| Data for this exercise |
-- begin --

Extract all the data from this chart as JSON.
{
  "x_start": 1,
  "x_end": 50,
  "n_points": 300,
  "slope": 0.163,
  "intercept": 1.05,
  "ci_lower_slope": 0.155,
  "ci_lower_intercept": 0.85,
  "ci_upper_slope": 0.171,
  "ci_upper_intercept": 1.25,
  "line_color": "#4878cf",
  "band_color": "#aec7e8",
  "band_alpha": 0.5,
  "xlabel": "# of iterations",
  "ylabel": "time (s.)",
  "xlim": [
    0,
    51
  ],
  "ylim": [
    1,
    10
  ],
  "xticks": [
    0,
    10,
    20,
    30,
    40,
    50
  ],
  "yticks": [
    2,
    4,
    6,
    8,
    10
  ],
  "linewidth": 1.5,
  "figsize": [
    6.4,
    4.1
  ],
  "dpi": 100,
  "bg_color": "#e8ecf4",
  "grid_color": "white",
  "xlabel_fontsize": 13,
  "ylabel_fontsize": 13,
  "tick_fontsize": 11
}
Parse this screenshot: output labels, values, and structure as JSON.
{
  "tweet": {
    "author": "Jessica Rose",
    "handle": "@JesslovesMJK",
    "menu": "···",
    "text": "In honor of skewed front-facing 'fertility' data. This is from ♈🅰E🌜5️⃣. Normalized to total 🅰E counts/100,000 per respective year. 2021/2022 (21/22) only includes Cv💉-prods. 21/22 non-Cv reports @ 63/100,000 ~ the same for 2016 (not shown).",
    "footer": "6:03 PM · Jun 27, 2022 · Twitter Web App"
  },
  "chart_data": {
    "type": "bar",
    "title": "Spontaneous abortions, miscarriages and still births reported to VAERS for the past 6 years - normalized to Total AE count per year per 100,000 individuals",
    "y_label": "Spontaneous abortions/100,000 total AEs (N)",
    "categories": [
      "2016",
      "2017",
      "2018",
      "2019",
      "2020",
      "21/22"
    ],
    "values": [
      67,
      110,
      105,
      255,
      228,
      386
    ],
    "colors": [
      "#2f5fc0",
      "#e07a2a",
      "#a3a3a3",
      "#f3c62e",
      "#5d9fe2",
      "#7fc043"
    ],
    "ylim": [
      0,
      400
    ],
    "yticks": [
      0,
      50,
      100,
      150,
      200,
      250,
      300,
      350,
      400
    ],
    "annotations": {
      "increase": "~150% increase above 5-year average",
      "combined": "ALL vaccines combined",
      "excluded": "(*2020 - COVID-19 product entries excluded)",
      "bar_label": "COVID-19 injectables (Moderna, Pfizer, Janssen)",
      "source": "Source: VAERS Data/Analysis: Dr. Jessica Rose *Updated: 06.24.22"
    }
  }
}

-- end --

Every line in the data above that contains "from" needs to be copied.

Extract all the data from this chart as JSON.
    "text": "In honor of skewed front-facing 'fertility' data. This is from ♈🅰E🌜5️⃣. Normalized to total 🅰E counts/100,000 per respective year. 2021/2022 (21/22) only includes Cv💉-prods. 21/22 non-Cv reports @ 63/100,000 ~ the same for 2016 (not shown).",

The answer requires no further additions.